### STATED PROBLEM
Copy out every line of the items below with no changes.

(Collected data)
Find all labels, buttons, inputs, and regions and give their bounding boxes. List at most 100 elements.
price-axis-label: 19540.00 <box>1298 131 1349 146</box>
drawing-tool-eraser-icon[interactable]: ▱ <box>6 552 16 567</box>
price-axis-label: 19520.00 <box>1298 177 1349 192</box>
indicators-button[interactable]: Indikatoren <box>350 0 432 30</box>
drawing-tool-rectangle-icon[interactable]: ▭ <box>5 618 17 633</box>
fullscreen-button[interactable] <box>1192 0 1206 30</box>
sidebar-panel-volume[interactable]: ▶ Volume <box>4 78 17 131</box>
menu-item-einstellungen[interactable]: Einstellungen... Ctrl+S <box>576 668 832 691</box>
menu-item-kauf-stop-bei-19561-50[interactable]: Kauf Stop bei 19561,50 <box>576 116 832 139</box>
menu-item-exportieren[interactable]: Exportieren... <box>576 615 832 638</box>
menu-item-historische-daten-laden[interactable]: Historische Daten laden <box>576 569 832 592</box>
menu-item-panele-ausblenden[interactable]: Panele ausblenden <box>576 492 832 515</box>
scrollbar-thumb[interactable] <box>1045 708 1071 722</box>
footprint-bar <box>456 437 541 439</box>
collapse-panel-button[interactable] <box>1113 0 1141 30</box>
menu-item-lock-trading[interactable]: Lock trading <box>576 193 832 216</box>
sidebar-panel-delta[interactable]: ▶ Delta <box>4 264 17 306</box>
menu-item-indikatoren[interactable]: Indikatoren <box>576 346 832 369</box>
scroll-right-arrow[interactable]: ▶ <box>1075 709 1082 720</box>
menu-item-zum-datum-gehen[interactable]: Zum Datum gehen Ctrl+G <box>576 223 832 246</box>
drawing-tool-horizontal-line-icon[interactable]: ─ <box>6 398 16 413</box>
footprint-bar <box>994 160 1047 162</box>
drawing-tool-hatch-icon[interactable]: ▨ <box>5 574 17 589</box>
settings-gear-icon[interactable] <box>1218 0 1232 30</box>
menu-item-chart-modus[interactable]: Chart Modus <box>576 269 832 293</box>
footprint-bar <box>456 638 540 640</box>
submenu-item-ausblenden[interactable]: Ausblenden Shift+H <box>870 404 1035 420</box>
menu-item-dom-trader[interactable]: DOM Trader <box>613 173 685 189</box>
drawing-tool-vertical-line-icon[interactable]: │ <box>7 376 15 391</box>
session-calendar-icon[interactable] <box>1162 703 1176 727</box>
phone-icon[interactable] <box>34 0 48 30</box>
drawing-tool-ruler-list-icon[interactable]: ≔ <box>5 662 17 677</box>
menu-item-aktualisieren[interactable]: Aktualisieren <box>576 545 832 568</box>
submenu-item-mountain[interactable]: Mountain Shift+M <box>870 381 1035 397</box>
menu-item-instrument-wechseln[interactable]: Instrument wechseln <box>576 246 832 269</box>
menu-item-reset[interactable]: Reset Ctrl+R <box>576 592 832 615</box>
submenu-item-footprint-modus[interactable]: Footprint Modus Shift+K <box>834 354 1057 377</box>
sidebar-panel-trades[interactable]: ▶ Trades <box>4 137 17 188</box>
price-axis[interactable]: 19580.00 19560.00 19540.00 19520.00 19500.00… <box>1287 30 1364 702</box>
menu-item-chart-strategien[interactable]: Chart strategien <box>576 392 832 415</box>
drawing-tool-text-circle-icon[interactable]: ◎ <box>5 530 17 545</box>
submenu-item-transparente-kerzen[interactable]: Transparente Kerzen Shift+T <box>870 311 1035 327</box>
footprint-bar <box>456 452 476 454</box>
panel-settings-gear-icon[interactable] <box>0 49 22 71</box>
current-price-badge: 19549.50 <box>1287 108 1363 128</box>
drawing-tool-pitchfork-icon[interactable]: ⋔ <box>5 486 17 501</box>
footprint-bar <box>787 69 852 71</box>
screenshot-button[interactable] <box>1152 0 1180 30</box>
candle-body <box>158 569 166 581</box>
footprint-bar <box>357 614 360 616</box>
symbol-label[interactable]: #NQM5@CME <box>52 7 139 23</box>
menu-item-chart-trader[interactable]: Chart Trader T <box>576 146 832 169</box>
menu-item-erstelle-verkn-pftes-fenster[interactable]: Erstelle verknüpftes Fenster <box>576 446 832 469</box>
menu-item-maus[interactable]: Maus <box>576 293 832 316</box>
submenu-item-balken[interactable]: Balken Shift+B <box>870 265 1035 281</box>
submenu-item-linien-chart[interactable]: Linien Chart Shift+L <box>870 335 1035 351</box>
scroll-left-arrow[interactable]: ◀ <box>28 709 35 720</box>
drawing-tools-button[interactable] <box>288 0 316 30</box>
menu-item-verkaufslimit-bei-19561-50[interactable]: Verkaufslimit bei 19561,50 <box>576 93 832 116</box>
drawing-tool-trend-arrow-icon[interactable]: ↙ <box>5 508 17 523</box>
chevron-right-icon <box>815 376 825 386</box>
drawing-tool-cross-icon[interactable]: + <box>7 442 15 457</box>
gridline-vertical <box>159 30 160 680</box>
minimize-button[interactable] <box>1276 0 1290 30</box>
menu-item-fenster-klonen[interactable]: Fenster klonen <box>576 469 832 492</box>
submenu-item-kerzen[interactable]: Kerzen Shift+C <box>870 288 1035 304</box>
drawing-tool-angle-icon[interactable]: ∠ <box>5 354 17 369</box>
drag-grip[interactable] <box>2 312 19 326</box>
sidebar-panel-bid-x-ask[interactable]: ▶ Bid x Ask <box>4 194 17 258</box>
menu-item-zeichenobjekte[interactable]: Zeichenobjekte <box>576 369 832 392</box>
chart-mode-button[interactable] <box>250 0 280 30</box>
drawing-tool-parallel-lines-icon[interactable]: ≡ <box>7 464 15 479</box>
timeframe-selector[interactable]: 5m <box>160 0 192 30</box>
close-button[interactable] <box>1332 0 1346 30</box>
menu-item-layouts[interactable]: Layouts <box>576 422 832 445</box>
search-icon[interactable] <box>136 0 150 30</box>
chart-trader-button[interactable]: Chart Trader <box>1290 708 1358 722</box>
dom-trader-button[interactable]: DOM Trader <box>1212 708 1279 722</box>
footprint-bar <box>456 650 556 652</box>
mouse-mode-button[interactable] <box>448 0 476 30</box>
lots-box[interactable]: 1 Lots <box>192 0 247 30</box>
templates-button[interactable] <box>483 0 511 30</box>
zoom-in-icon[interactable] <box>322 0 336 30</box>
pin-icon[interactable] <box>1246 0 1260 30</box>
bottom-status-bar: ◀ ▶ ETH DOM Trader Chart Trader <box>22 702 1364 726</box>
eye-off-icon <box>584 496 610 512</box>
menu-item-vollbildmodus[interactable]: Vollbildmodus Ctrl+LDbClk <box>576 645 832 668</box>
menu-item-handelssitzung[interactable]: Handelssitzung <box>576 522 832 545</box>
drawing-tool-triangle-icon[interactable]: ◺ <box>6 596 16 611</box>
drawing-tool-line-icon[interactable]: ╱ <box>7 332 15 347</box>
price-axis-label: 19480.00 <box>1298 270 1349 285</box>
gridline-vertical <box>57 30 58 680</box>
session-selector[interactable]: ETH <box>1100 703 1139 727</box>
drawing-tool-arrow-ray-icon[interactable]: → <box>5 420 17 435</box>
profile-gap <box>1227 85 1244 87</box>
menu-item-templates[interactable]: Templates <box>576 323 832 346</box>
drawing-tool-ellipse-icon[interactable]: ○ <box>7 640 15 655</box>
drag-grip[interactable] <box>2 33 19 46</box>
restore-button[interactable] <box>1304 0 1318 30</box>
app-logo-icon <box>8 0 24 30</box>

### RESPONSE TO THE EXERCISE
Find all labels, buttons, inputs, and regions and give their bounding boxes. List at most 100 elements.
price-axis-label: 19540.00 <box>1298 131 1349 146</box>
drawing-tool-eraser-icon[interactable]: ▱ <box>6 552 16 567</box>
price-axis-label: 19520.00 <box>1298 177 1349 192</box>
indicators-button[interactable]: Indikatoren <box>350 0 432 30</box>
drawing-tool-rectangle-icon[interactable]: ▭ <box>5 618 17 633</box>
fullscreen-button[interactable] <box>1192 0 1206 30</box>
sidebar-panel-volume[interactable]: ▶ Volume <box>4 78 17 131</box>
menu-item-einstellungen[interactable]: Einstellungen... Ctrl+S <box>576 668 832 691</box>
menu-item-kauf-stop-bei-19561-50[interactable]: Kauf Stop bei 19561,50 <box>576 116 832 139</box>
menu-item-exportieren[interactable]: Exportieren... <box>576 615 832 638</box>
menu-item-historische-daten-laden[interactable]: Historische Daten laden <box>576 569 832 592</box>
menu-item-panele-ausblenden[interactable]: Panele ausblenden <box>576 492 832 515</box>
scrollbar-thumb[interactable] <box>1045 708 1071 722</box>
footprint-bar <box>456 437 541 439</box>
collapse-panel-button[interactable] <box>1113 0 1141 30</box>
menu-item-lock-trading[interactable]: Lock trading <box>576 193 832 216</box>
sidebar-panel-delta[interactable]: ▶ Delta <box>4 264 17 306</box>
menu-item-indikatoren[interactable]: Indikatoren <box>576 346 832 369</box>
scroll-right-arrow[interactable]: ▶ <box>1075 709 1082 720</box>
menu-item-zum-datum-gehen[interactable]: Zum Datum gehen Ctrl+G <box>576 223 832 246</box>
drawing-tool-horizontal-line-icon[interactable]: ─ <box>6 398 16 413</box>
footprint-bar <box>994 160 1047 162</box>
drawing-tool-hatch-icon[interactable]: ▨ <box>5 574 17 589</box>
settings-gear-icon[interactable] <box>1218 0 1232 30</box>
menu-item-chart-modus[interactable]: Chart Modus <box>576 269 832 293</box>
footprint-bar <box>456 638 540 640</box>
submenu-item-ausblenden[interactable]: Ausblenden Shift+H <box>870 404 1035 420</box>
menu-item-dom-trader[interactable]: DOM Trader <box>613 173 685 189</box>
drawing-tool-vertical-line-icon[interactable]: │ <box>7 376 15 391</box>
session-calendar-icon[interactable] <box>1162 703 1176 727</box>
phone-icon[interactable] <box>34 0 48 30</box>
drawing-tool-ruler-list-icon[interactable]: ≔ <box>5 662 17 677</box>
menu-item-aktualisieren[interactable]: Aktualisieren <box>576 545 832 568</box>
submenu-item-mountain[interactable]: Mountain Shift+M <box>870 381 1035 397</box>
menu-item-instrument-wechseln[interactable]: Instrument wechseln <box>576 246 832 269</box>
menu-item-reset[interactable]: Reset Ctrl+R <box>576 592 832 615</box>
submenu-item-footprint-modus[interactable]: Footprint Modus Shift+K <box>834 354 1057 377</box>
sidebar-panel-trades[interactable]: ▶ Trades <box>4 137 17 188</box>
price-axis[interactable]: 19580.00 19560.00 19540.00 19520.00 19500.00… <box>1287 30 1364 702</box>
menu-item-chart-strategien[interactable]: Chart strategien <box>576 392 832 415</box>
drawing-tool-text-circle-icon[interactable]: ◎ <box>5 530 17 545</box>
submenu-item-transparente-kerzen[interactable]: Transparente Kerzen Shift+T <box>870 311 1035 327</box>
footprint-bar <box>456 452 476 454</box>
panel-settings-gear-icon[interactable] <box>0 49 22 71</box>
current-price-badge: 19549.50 <box>1287 108 1363 128</box>
drawing-tool-pitchfork-icon[interactable]: ⋔ <box>5 486 17 501</box>
footprint-bar <box>787 69 852 71</box>
screenshot-button[interactable] <box>1152 0 1180 30</box>
candle-body <box>158 569 166 581</box>
footprint-bar <box>357 614 360 616</box>
symbol-label[interactable]: #NQM5@CME <box>52 7 139 23</box>
menu-item-chart-trader[interactable]: Chart Trader T <box>576 146 832 169</box>
menu-item-erstelle-verkn-pftes-fenster[interactable]: Erstelle verknüpftes Fenster <box>576 446 832 469</box>
menu-item-maus[interactable]: Maus <box>576 293 832 316</box>
submenu-item-balken[interactable]: Balken Shift+B <box>870 265 1035 281</box>
submenu-item-linien-chart[interactable]: Linien Chart Shift+L <box>870 335 1035 351</box>
scroll-left-arrow[interactable]: ◀ <box>28 709 35 720</box>
drawing-tools-button[interactable] <box>288 0 316 30</box>
menu-item-verkaufslimit-bei-19561-50[interactable]: Verkaufslimit bei 19561,50 <box>576 93 832 116</box>
drawing-tool-trend-arrow-icon[interactable]: ↙ <box>5 508 17 523</box>
chevron-right-icon <box>815 376 825 386</box>
drawing-tool-cross-icon[interactable]: + <box>7 442 15 457</box>
gridline-vertical <box>159 30 160 680</box>
minimize-button[interactable] <box>1276 0 1290 30</box>
menu-item-fenster-klonen[interactable]: Fenster klonen <box>576 469 832 492</box>
submenu-item-kerzen[interactable]: Kerzen Shift+C <box>870 288 1035 304</box>
drawing-tool-angle-icon[interactable]: ∠ <box>5 354 17 369</box>
drag-grip[interactable] <box>2 312 19 326</box>
sidebar-panel-bid-x-ask[interactable]: ▶ Bid x Ask <box>4 194 17 258</box>
menu-item-zeichenobjekte[interactable]: Zeichenobjekte <box>576 369 832 392</box>
chart-mode-button[interactable] <box>250 0 280 30</box>
drawing-tool-parallel-lines-icon[interactable]: ≡ <box>7 464 15 479</box>
timeframe-selector[interactable]: 5m <box>160 0 192 30</box>
close-button[interactable] <box>1332 0 1346 30</box>
menu-item-layouts[interactable]: Layouts <box>576 422 832 445</box>
search-icon[interactable] <box>136 0 150 30</box>
chart-trader-button[interactable]: Chart Trader <box>1290 708 1358 722</box>
dom-trader-button[interactable]: DOM Trader <box>1212 708 1279 722</box>
footprint-bar <box>456 650 556 652</box>
mouse-mode-button[interactable] <box>448 0 476 30</box>
lots-box[interactable]: 1 Lots <box>192 0 247 30</box>
templates-button[interactable] <box>483 0 511 30</box>
zoom-in-icon[interactable] <box>322 0 336 30</box>
pin-icon[interactable] <box>1246 0 1260 30</box>
bottom-status-bar: ◀ ▶ ETH DOM Trader Chart Trader <box>22 702 1364 726</box>
eye-off-icon <box>584 496 610 512</box>
menu-item-vollbildmodus[interactable]: Vollbildmodus Ctrl+LDbClk <box>576 645 832 668</box>
menu-item-handelssitzung[interactable]: Handelssitzung <box>576 522 832 545</box>
drawing-tool-triangle-icon[interactable]: ◺ <box>6 596 16 611</box>
drawing-tool-line-icon[interactable]: ╱ <box>7 332 15 347</box>
price-axis-label: 19480.00 <box>1298 270 1349 285</box>
gridline-vertical <box>57 30 58 680</box>
session-selector[interactable]: ETH <box>1100 703 1139 727</box>
drawing-tool-arrow-ray-icon[interactable]: → <box>5 420 17 435</box>
profile-gap <box>1227 85 1244 87</box>
menu-item-templates[interactable]: Templates <box>576 323 832 346</box>
drawing-tool-ellipse-icon[interactable]: ○ <box>7 640 15 655</box>
drag-grip[interactable] <box>2 33 19 46</box>
restore-button[interactable] <box>1304 0 1318 30</box>
app-logo-icon <box>8 0 24 30</box>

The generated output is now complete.